Dataset items
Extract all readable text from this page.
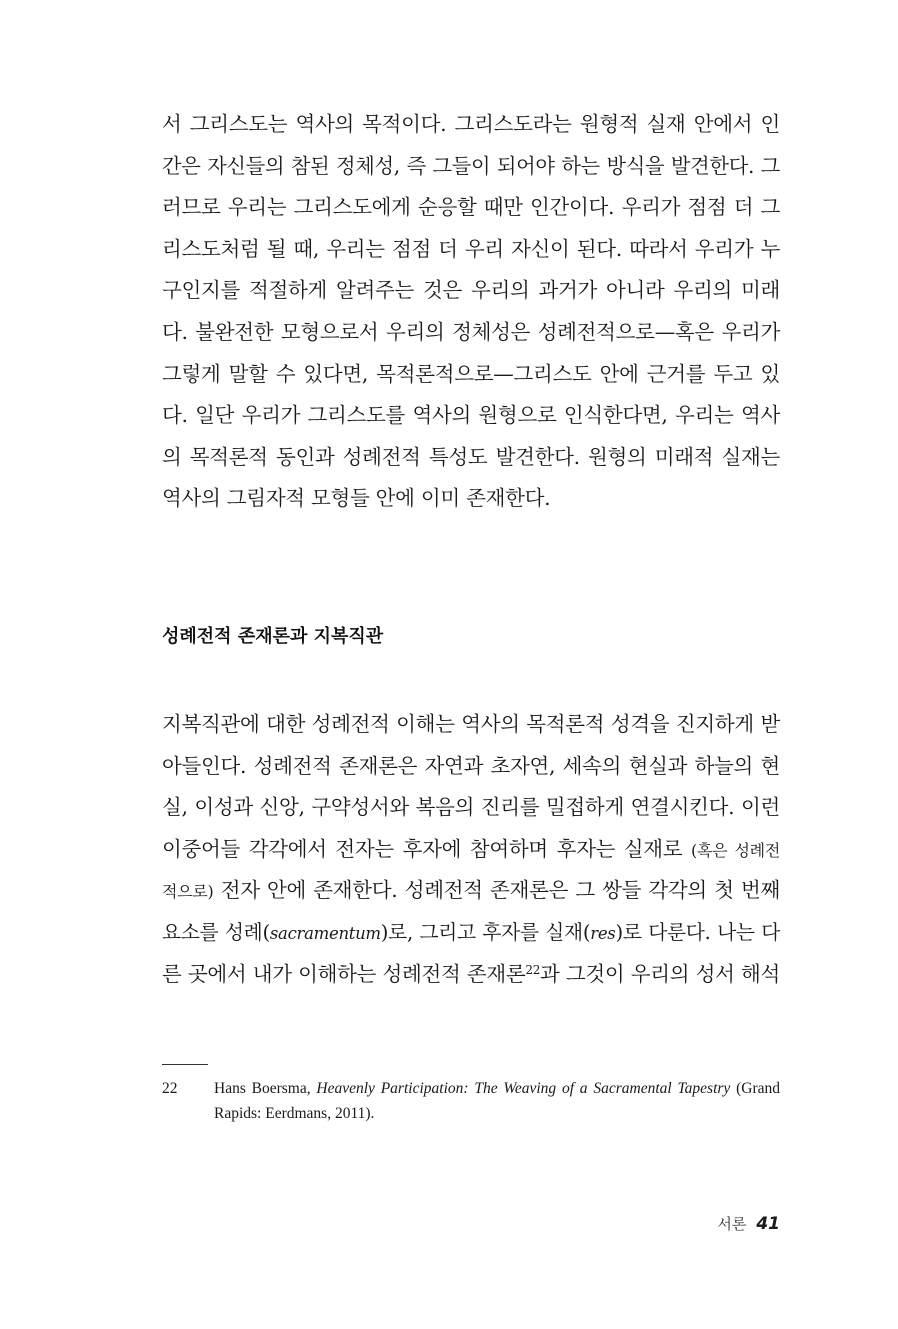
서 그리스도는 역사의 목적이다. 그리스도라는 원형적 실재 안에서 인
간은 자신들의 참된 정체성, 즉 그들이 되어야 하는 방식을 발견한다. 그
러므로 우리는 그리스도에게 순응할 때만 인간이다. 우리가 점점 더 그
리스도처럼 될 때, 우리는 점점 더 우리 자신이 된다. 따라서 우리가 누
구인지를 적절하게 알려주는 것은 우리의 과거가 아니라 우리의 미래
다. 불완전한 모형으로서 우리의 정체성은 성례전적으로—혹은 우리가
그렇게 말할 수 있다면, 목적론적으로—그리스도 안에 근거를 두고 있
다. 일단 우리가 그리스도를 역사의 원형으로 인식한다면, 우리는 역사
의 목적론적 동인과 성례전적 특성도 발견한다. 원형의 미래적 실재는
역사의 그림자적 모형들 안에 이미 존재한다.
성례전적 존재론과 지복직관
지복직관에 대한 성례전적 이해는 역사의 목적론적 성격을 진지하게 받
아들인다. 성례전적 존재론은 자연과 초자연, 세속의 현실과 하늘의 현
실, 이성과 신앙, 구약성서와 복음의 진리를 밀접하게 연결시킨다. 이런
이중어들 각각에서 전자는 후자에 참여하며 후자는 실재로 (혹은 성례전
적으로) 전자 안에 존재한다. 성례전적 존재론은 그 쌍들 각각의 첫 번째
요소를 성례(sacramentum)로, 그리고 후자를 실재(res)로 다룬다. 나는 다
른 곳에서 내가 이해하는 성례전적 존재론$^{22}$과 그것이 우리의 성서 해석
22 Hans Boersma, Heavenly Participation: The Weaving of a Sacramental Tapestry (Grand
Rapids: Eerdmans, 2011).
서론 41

*TASK DETAILS*. Return every line above that contains the word "존재한다".

*EXERCISE SOLUTION*.
역사의 그림자적 모형들 안에 이미 존재한다.
적으로) 전자 안에 존재한다. 성례전적 존재론은 그 쌍들 각각의 첫 번째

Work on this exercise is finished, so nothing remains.